Given problem → Without the images, print all the entries below exactly as given.

Data supplied →
Begin

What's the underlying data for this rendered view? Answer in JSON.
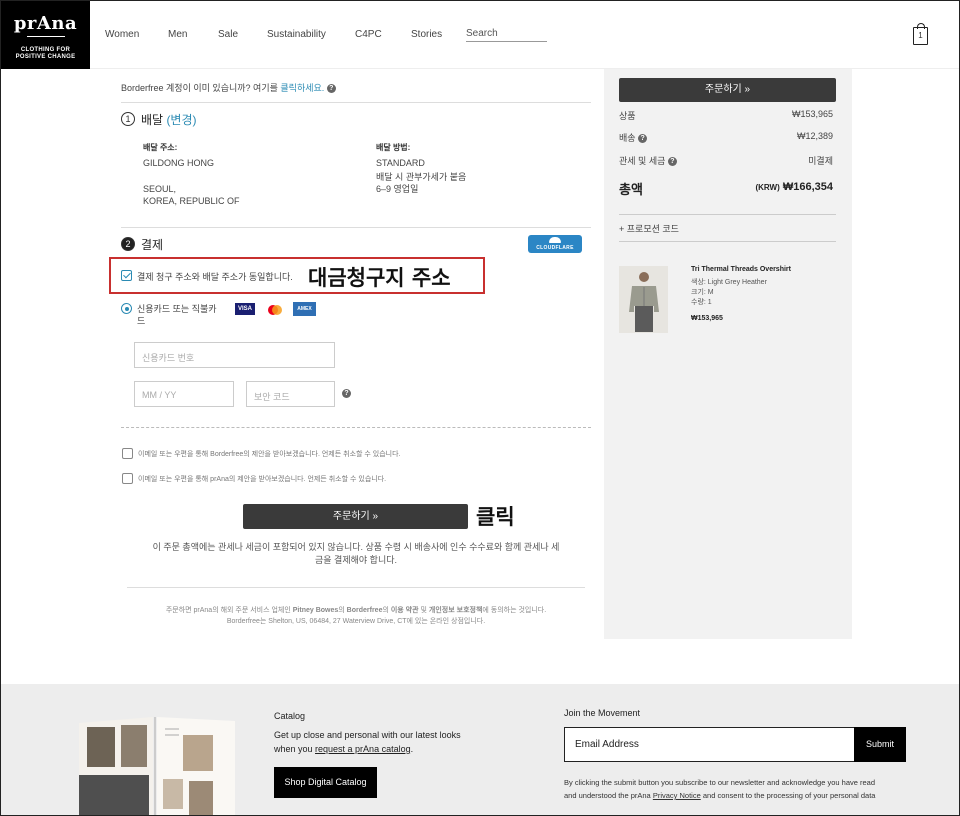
{
  "header": {
    "logo_brand": "prAna",
    "logo_tag_line1": "CLOTHING FOR",
    "logo_tag_line2": "POSITIVE CHANGE",
    "nav": [
      "Women",
      "Men",
      "Sale",
      "Sustainability",
      "C4PC",
      "Stories"
    ],
    "search_placeholder": "Search",
    "cart_count": "1"
  },
  "account_prompt": {
    "text": "Borderfree 계정이 이미 있습니까? 여기를 ",
    "link": "클릭하세요.",
    "help": "?"
  },
  "delivery": {
    "step": "1",
    "title": "배달",
    "change_link": "(변경)",
    "address_label": "배달 주소:",
    "address_name": "GILDONG HONG",
    "address_city": "SEOUL,",
    "address_country": "KOREA, REPUBLIC OF",
    "method_label": "배달 방법:",
    "method_name": "STANDARD",
    "method_note": "배달 시 관부가세가 붙음",
    "method_days": "6–9 영업일"
  },
  "payment": {
    "step": "2",
    "title": "결제",
    "cloudflare_badge": "CLOUDFLARE",
    "same_address_label": "결제 청구 주소와 배달 주소가 동일합니다.",
    "card_option_line1": "신용카드 또는 직불카",
    "card_option_line2": "드",
    "card_brands": [
      "VISA",
      "MC",
      "AMEX"
    ],
    "card_number_placeholder": "신용카드 번호",
    "expiry_placeholder": "MM / YY",
    "cvv_placeholder": "보안 코드",
    "help": "?"
  },
  "opt_ins": [
    "이메일 또는 우편을 통해 Borderfree의 제안을 받아보겠습니다. 언제든 취소할 수 있습니다.",
    "이메일 또는 우편을 통해 prAna의 제안을 받아보겠습니다. 언제든 취소할 수 있습니다."
  ],
  "place_order": {
    "label": "주문하기 »",
    "note_line1": "이 주문 총액에는 관세나 세금이 포함되어 있지 않습니다. 상품 수령 시 배송사에 인수 수수료와 함께 관세나 세",
    "note_line2": "금을 결제해야 합니다."
  },
  "legal": {
    "line1_a": "주문하면 prAna의 해외 주문 서비스 업체인 ",
    "line1_b": "Pitney Bowes",
    "line1_c": "의 ",
    "line1_d": "Borderfree",
    "line1_e": "의 ",
    "line1_f": "이용 약관",
    "line1_g": " 및 ",
    "line1_h": "개인정보 보호정책",
    "line1_i": "에 동의하는 것입니다.",
    "line2": "Borderfree는 Shelton, US, 06484, 27 Waterview Drive, CT에 있는 온라인 상점입니다."
  },
  "annotations": {
    "billing": "대금청구지 주소",
    "click": "클릭"
  },
  "summary": {
    "order_button": "주문하기 »",
    "items_label": "상품",
    "items_value": "₩153,965",
    "shipping_label": "배송",
    "shipping_value": "₩12,389",
    "tax_label": "관세 및 세금",
    "tax_value": "미결제",
    "total_label": "총액",
    "total_currency": "(KRW)",
    "total_value": "₩166,354",
    "promo": "+ 프로모션 코드",
    "product": {
      "name": "Tri Thermal Threads Overshirt",
      "color": "색상: Light Grey Heather",
      "size": "크기: M",
      "qty": "수량: 1",
      "price": "₩153,965"
    }
  },
  "footer": {
    "catalog_title": "Catalog",
    "catalog_text_line1": "Get up close and personal with our latest looks",
    "catalog_text_line2a": "when you ",
    "catalog_text_link": "request a prAna catalog",
    "catalog_text_line2b": ".",
    "catalog_button": "Shop Digital Catalog",
    "join_title": "Join the Movement",
    "email_placeholder": "Email Address",
    "submit": "Submit",
    "legal_line1": "By clicking the submit button you subscribe to our newsletter and acknowledge you have read",
    "legal_line2a": "and understood the prAna ",
    "legal_link": "Privacy Notice",
    "legal_line2b": " and consent to the processing of your personal data"
  },
  "colors": {
    "accent": "#2a8ab3",
    "highlight_box": "#c8302f",
    "button_dark": "#3a3a3a",
    "sidebar_bg": "#f2f2f2",
    "footer_bg": "#ededed"
  }
}
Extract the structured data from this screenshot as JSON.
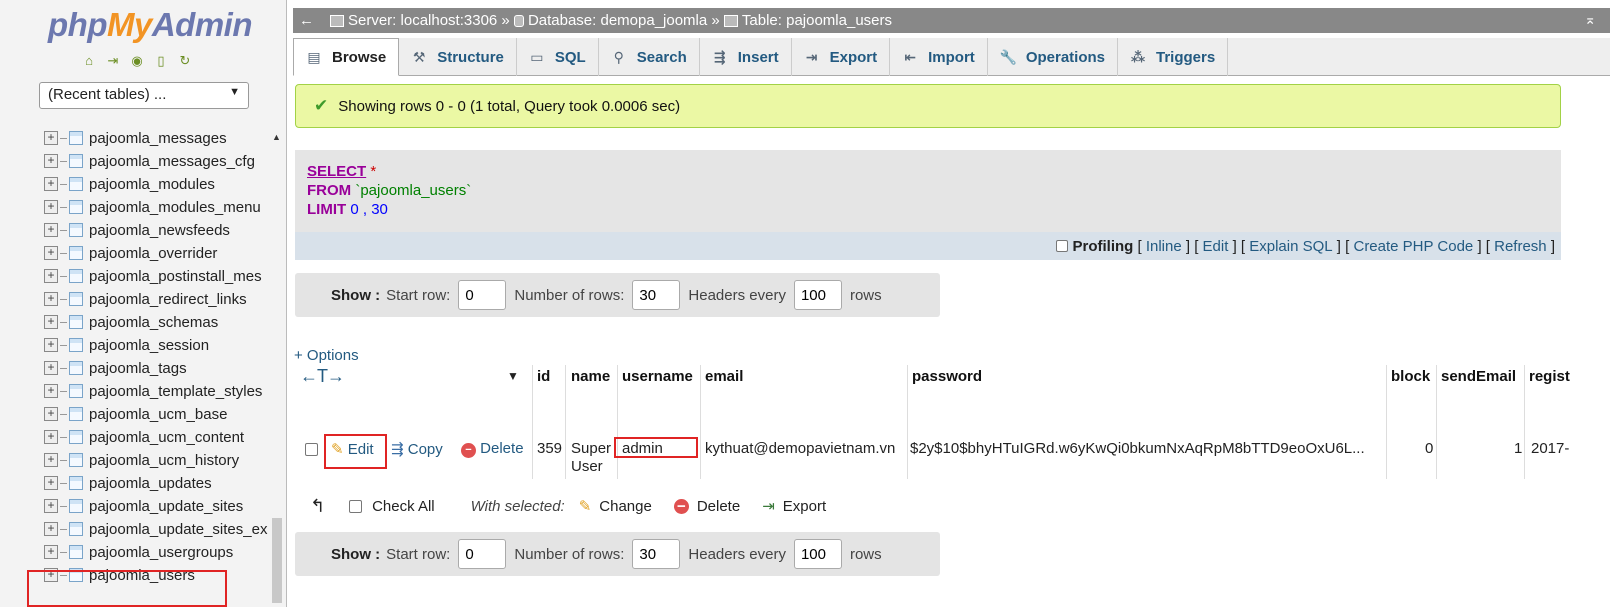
{
  "logo": {
    "part1": "php",
    "part2": "My",
    "part3": "Admin"
  },
  "nav_icons": [
    "home-icon",
    "exit-icon",
    "query-window-icon",
    "docs-icon",
    "reload-icon"
  ],
  "recent_tables": {
    "label": "(Recent tables) ..."
  },
  "tree": {
    "items": [
      "pajoomla_messages",
      "pajoomla_messages_cfg",
      "pajoomla_modules",
      "pajoomla_modules_menu",
      "pajoomla_newsfeeds",
      "pajoomla_overrider",
      "pajoomla_postinstall_mes",
      "pajoomla_redirect_links",
      "pajoomla_schemas",
      "pajoomla_session",
      "pajoomla_tags",
      "pajoomla_template_styles",
      "pajoomla_ucm_base",
      "pajoomla_ucm_content",
      "pajoomla_ucm_history",
      "pajoomla_updates",
      "pajoomla_update_sites",
      "pajoomla_update_sites_ex",
      "pajoomla_usergroups",
      "pajoomla_users"
    ]
  },
  "breadcrumb": {
    "server": "Server: localhost:3306 »",
    "database": "Database: demopa_joomla »",
    "table": "Table: pajoomla_users"
  },
  "tabs": [
    {
      "label": "Browse",
      "icon": "browse-icon"
    },
    {
      "label": "Structure",
      "icon": "structure-icon"
    },
    {
      "label": "SQL",
      "icon": "sql-icon"
    },
    {
      "label": "Search",
      "icon": "search-icon"
    },
    {
      "label": "Insert",
      "icon": "insert-icon"
    },
    {
      "label": "Export",
      "icon": "export-icon"
    },
    {
      "label": "Import",
      "icon": "import-icon"
    },
    {
      "label": "Operations",
      "icon": "operations-icon"
    },
    {
      "label": "Triggers",
      "icon": "triggers-icon"
    }
  ],
  "success_message": "Showing rows 0 - 0 (1 total, Query took 0.0006 sec)",
  "sql": {
    "select": "SELECT",
    "star": "*",
    "from": "FROM",
    "table": "`pajoomla_users`",
    "limit": "LIMIT",
    "limit_start": "0",
    "comma": ",",
    "limit_count": "30"
  },
  "sql_tools": {
    "profiling": "Profiling",
    "inline": "Inline",
    "edit": "Edit",
    "explain": "Explain SQL",
    "create_php": "Create PHP Code",
    "refresh": "Refresh"
  },
  "pager": {
    "show": "Show :",
    "start_row_label": "Start row:",
    "start_row_value": "0",
    "num_rows_label": "Number of rows:",
    "num_rows_value": "30",
    "headers_label": "Headers every",
    "headers_value": "100",
    "rows_label": "rows"
  },
  "options_link": "+ Options",
  "column_arrows": "←T→",
  "columns": [
    "id",
    "name",
    "username",
    "email",
    "password",
    "block",
    "sendEmail",
    "regist"
  ],
  "row": {
    "edit": "Edit",
    "copy": "Copy",
    "delete": "Delete",
    "id": "359",
    "name_line1": "Super",
    "name_line2": "User",
    "username": "admin",
    "email": "kythuat@demopavietnam.vn",
    "password": "$2y$10$bhyHTuIGRd.w6yKwQi0bkumNxAqRpM8bTTD9eoOxU6L...",
    "block": "0",
    "sendEmail": "1",
    "register_date": "2017-"
  },
  "bulk": {
    "check_all": "Check All",
    "with_selected": "With selected:",
    "change": "Change",
    "delete": "Delete",
    "export": "Export"
  }
}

End

Problem solution →
What's the underlying data for this rendered view? Answer in JSON.
{
  "header": {
    "logo_brand": "prAna",
    "logo_tag_line1": "CLOTHING FOR",
    "logo_tag_line2": "POSITIVE CHANGE",
    "nav": [
      "Women",
      "Men",
      "Sale",
      "Sustainability",
      "C4PC",
      "Stories"
    ],
    "search_placeholder": "Search",
    "cart_count": "1"
  },
  "account_prompt": {
    "text": "Borderfree 계정이 이미 있습니까? 여기를 ",
    "link": "클릭하세요.",
    "help": "?"
  },
  "delivery": {
    "step": "1",
    "title": "배달",
    "change_link": "(변경)",
    "address_label": "배달 주소:",
    "address_name": "GILDONG HONG",
    "address_city": "SEOUL,",
    "address_country": "KOREA, REPUBLIC OF",
    "method_label": "배달 방법:",
    "method_name": "STANDARD",
    "method_note": "배달 시 관부가세가 붙음",
    "method_days": "6–9 영업일"
  },
  "payment": {
    "step": "2",
    "title": "결제",
    "cloudflare_badge": "CLOUDFLARE",
    "same_address_label": "결제 청구 주소와 배달 주소가 동일합니다.",
    "card_option_line1": "신용카드 또는 직불카",
    "card_option_line2": "드",
    "card_brands": [
      "VISA",
      "MC",
      "AMEX"
    ],
    "card_number_placeholder": "신용카드 번호",
    "expiry_placeholder": "MM / YY",
    "cvv_placeholder": "보안 코드",
    "help": "?"
  },
  "opt_ins": [
    "이메일 또는 우편을 통해 Borderfree의 제안을 받아보겠습니다. 언제든 취소할 수 있습니다.",
    "이메일 또는 우편을 통해 prAna의 제안을 받아보겠습니다. 언제든 취소할 수 있습니다."
  ],
  "place_order": {
    "label": "주문하기 »",
    "note_line1": "이 주문 총액에는 관세나 세금이 포함되어 있지 않습니다. 상품 수령 시 배송사에 인수 수수료와 함께 관세나 세",
    "note_line2": "금을 결제해야 합니다."
  },
  "legal": {
    "line1_a": "주문하면 prAna의 해외 주문 서비스 업체인 ",
    "line1_b": "Pitney Bowes",
    "line1_c": "의 ",
    "line1_d": "Borderfree",
    "line1_e": "의 ",
    "line1_f": "이용 약관",
    "line1_g": " 및 ",
    "line1_h": "개인정보 보호정책",
    "line1_i": "에 동의하는 것입니다.",
    "line2": "Borderfree는 Shelton, US, 06484, 27 Waterview Drive, CT에 있는 온라인 상점입니다."
  },
  "annotations": {
    "billing": "대금청구지 주소",
    "click": "클릭"
  },
  "summary": {
    "order_button": "주문하기 »",
    "items_label": "상품",
    "items_value": "₩153,965",
    "shipping_label": "배송",
    "shipping_value": "₩12,389",
    "tax_label": "관세 및 세금",
    "tax_value": "미결제",
    "total_label": "총액",
    "total_currency": "(KRW)",
    "total_value": "₩166,354",
    "promo": "+ 프로모션 코드",
    "product": {
      "name": "Tri Thermal Threads Overshirt",
      "color": "색상: Light Grey Heather",
      "size": "크기: M",
      "qty": "수량: 1",
      "price": "₩153,965"
    }
  },
  "footer": {
    "catalog_title": "Catalog",
    "catalog_text_line1": "Get up close and personal with our latest looks",
    "catalog_text_line2a": "when you ",
    "catalog_text_link": "request a prAna catalog",
    "catalog_text_line2b": ".",
    "catalog_button": "Shop Digital Catalog",
    "join_title": "Join the Movement",
    "email_placeholder": "Email Address",
    "submit": "Submit",
    "legal_line1": "By clicking the submit button you subscribe to our newsletter and acknowledge you have read",
    "legal_line2a": "and understood the prAna ",
    "legal_link": "Privacy Notice",
    "legal_line2b": " and consent to the processing of your personal data"
  },
  "colors": {
    "accent": "#2a8ab3",
    "highlight_box": "#c8302f",
    "button_dark": "#3a3a3a",
    "sidebar_bg": "#f2f2f2",
    "footer_bg": "#ededed"
  }
}
Extract the structured data from this screenshot as JSON.
{
  "logo": {
    "part1": "php",
    "part2": "My",
    "part3": "Admin"
  },
  "nav_icons": [
    "home-icon",
    "exit-icon",
    "query-window-icon",
    "docs-icon",
    "reload-icon"
  ],
  "recent_tables": {
    "label": "(Recent tables) ..."
  },
  "tree": {
    "items": [
      "pajoomla_messages",
      "pajoomla_messages_cfg",
      "pajoomla_modules",
      "pajoomla_modules_menu",
      "pajoomla_newsfeeds",
      "pajoomla_overrider",
      "pajoomla_postinstall_mes",
      "pajoomla_redirect_links",
      "pajoomla_schemas",
      "pajoomla_session",
      "pajoomla_tags",
      "pajoomla_template_styles",
      "pajoomla_ucm_base",
      "pajoomla_ucm_content",
      "pajoomla_ucm_history",
      "pajoomla_updates",
      "pajoomla_update_sites",
      "pajoomla_update_sites_ex",
      "pajoomla_usergroups",
      "pajoomla_users"
    ]
  },
  "breadcrumb": {
    "server": "Server: localhost:3306 »",
    "database": "Database: demopa_joomla »",
    "table": "Table: pajoomla_users"
  },
  "tabs": [
    {
      "label": "Browse",
      "icon": "browse-icon"
    },
    {
      "label": "Structure",
      "icon": "structure-icon"
    },
    {
      "label": "SQL",
      "icon": "sql-icon"
    },
    {
      "label": "Search",
      "icon": "search-icon"
    },
    {
      "label": "Insert",
      "icon": "insert-icon"
    },
    {
      "label": "Export",
      "icon": "export-icon"
    },
    {
      "label": "Import",
      "icon": "import-icon"
    },
    {
      "label": "Operations",
      "icon": "operations-icon"
    },
    {
      "label": "Triggers",
      "icon": "triggers-icon"
    }
  ],
  "success_message": "Showing rows 0 - 0 (1 total, Query took 0.0006 sec)",
  "sql": {
    "select": "SELECT",
    "star": "*",
    "from": "FROM",
    "table": "`pajoomla_users`",
    "limit": "LIMIT",
    "limit_start": "0",
    "comma": ",",
    "limit_count": "30"
  },
  "sql_tools": {
    "profiling": "Profiling",
    "inline": "Inline",
    "edit": "Edit",
    "explain": "Explain SQL",
    "create_php": "Create PHP Code",
    "refresh": "Refresh"
  },
  "pager": {
    "show": "Show :",
    "start_row_label": "Start row:",
    "start_row_value": "0",
    "num_rows_label": "Number of rows:",
    "num_rows_value": "30",
    "headers_label": "Headers every",
    "headers_value": "100",
    "rows_label": "rows"
  },
  "options_link": "+ Options",
  "column_arrows": "←T→",
  "columns": [
    "id",
    "name",
    "username",
    "email",
    "password",
    "block",
    "sendEmail",
    "regist"
  ],
  "row": {
    "edit": "Edit",
    "copy": "Copy",
    "delete": "Delete",
    "id": "359",
    "name_line1": "Super",
    "name_line2": "User",
    "username": "admin",
    "email": "kythuat@demopavietnam.vn",
    "password": "$2y$10$bhyHTuIGRd.w6yKwQi0bkumNxAqRpM8bTTD9eoOxU6L...",
    "block": "0",
    "sendEmail": "1",
    "register_date": "2017-"
  },
  "bulk": {
    "check_all": "Check All",
    "with_selected": "With selected:",
    "change": "Change",
    "delete": "Delete",
    "export": "Export"
  }
}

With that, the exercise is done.